- **What you are asked to do**
Reproduce every entry exactly and leave its pictures out.

- **Dataset records**
○ ○ ○ ○ ○ ○ ○

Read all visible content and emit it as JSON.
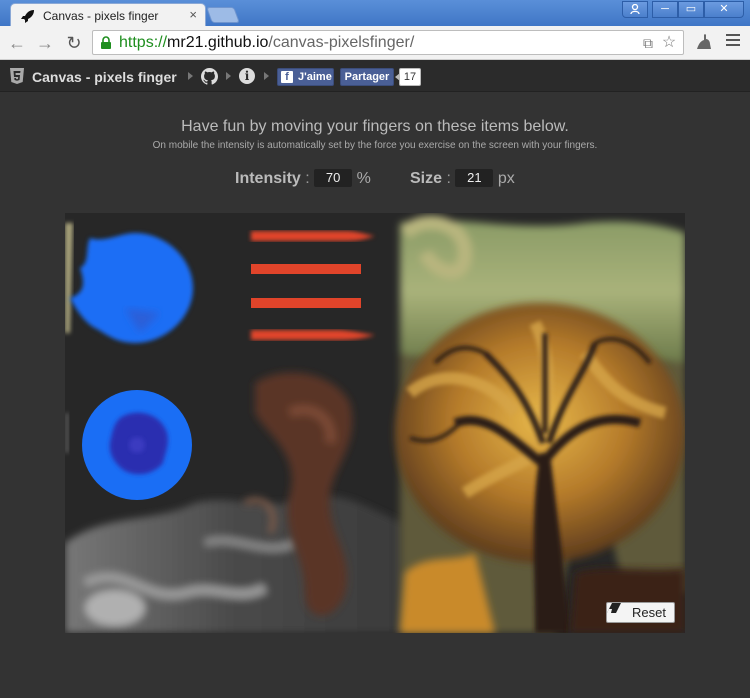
{
  "browser": {
    "tab_title": "Canvas - pixels finger",
    "tab_close": "×",
    "url_scheme": "https://",
    "url_host": "mr21.github.io",
    "url_path": "/canvas-pixelsfinger/",
    "window_buttons": {
      "minimize": "─",
      "maximize": "▭",
      "close": "✕"
    }
  },
  "sitenav": {
    "title": "Canvas - pixels finger",
    "fb_like_label": "J'aime",
    "fb_share_label": "Partager",
    "fb_count": "17"
  },
  "intro": {
    "headline": "Have fun by moving your fingers on these items below.",
    "subline": "On mobile the intensity is automatically set by the force you exercise on the screen with your fingers."
  },
  "controls": {
    "intensity_label": "Intensity",
    "intensity_value": "70",
    "intensity_unit": "%",
    "size_label": "Size",
    "size_value": "21",
    "size_unit": "px",
    "separator": ":"
  },
  "canvas": {
    "reset_label": "Reset",
    "colors": {
      "background": "#262626",
      "blue": "#1a6ef5",
      "dark_blue": "#2a2fb0",
      "red_lines": "#e0442a",
      "tree_dark": "#2b1b14",
      "tree_gold": "#d9a23a",
      "sky_green": "#9fae6e",
      "smoke_brown": "#6b3c2a"
    }
  },
  "icons": {
    "tab": "rocket-icon",
    "lock": "lock-icon",
    "site": "html5-icon",
    "github": "github-icon",
    "info": "info-icon",
    "reset": "eraser-icon"
  }
}
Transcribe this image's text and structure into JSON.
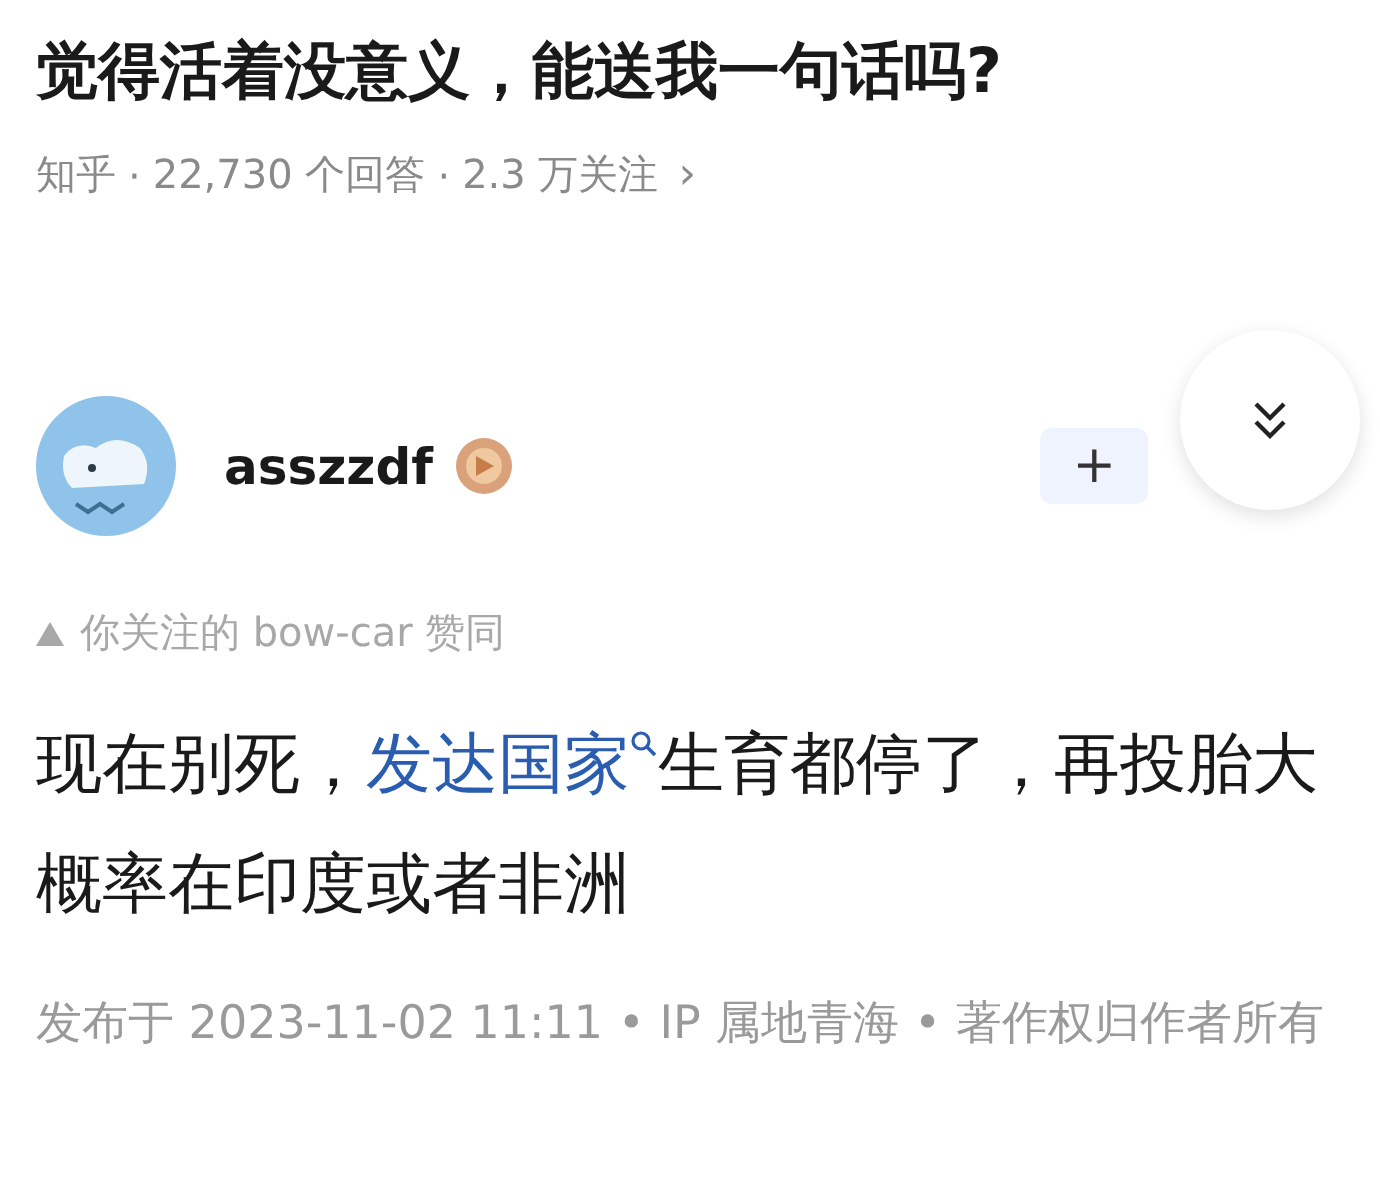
{
  "question": {
    "title": "觉得活着没意义，能送我一句话吗?",
    "meta": [
      {
        "text": "知乎"
      },
      {
        "text": "22,730 个回答"
      },
      {
        "text": "2.3 万关注"
      }
    ],
    "separator": "·",
    "chevron": "›"
  },
  "author": {
    "name": "asszzdf",
    "follow_label": "+"
  },
  "recommendation": "你关注的 bow-car 赞同",
  "answer": {
    "before": "现在别死，",
    "link": "发达国家",
    "after": "生育都停了，再投胎大概率在印度或者非洲"
  },
  "footer": "发布于 2023-11-02 11:11 • IP 属地青海 • 著作权归作者所有"
}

○ ○ ○ ○ ○ ○ ○

- **Solution to the problem**
Read all visible content and emit it as JSON.
{
  "browser": {
    "tab_title": "Canvas - pixels finger",
    "tab_close": "×",
    "url_scheme": "https://",
    "url_host": "mr21.github.io",
    "url_path": "/canvas-pixelsfinger/",
    "window_buttons": {
      "minimize": "─",
      "maximize": "▭",
      "close": "✕"
    }
  },
  "sitenav": {
    "title": "Canvas - pixels finger",
    "fb_like_label": "J'aime",
    "fb_share_label": "Partager",
    "fb_count": "17"
  },
  "intro": {
    "headline": "Have fun by moving your fingers on these items below.",
    "subline": "On mobile the intensity is automatically set by the force you exercise on the screen with your fingers."
  },
  "controls": {
    "intensity_label": "Intensity",
    "intensity_value": "70",
    "intensity_unit": "%",
    "size_label": "Size",
    "size_value": "21",
    "size_unit": "px",
    "separator": ":"
  },
  "canvas": {
    "reset_label": "Reset",
    "colors": {
      "background": "#262626",
      "blue": "#1a6ef5",
      "dark_blue": "#2a2fb0",
      "red_lines": "#e0442a",
      "tree_dark": "#2b1b14",
      "tree_gold": "#d9a23a",
      "sky_green": "#9fae6e",
      "smoke_brown": "#6b3c2a"
    }
  },
  "icons": {
    "tab": "rocket-icon",
    "lock": "lock-icon",
    "site": "html5-icon",
    "github": "github-icon",
    "info": "info-icon",
    "reset": "eraser-icon"
  }
}
Transcribe this image's text and structure into JSON.
{
  "question": {
    "title": "觉得活着没意义，能送我一句话吗?",
    "meta": [
      {
        "text": "知乎"
      },
      {
        "text": "22,730 个回答"
      },
      {
        "text": "2.3 万关注"
      }
    ],
    "separator": "·",
    "chevron": "›"
  },
  "author": {
    "name": "asszzdf",
    "follow_label": "+"
  },
  "recommendation": "你关注的 bow-car 赞同",
  "answer": {
    "before": "现在别死，",
    "link": "发达国家",
    "after": "生育都停了，再投胎大概率在印度或者非洲"
  },
  "footer": "发布于 2023-11-02 11:11 • IP 属地青海 • 著作权归作者所有"
}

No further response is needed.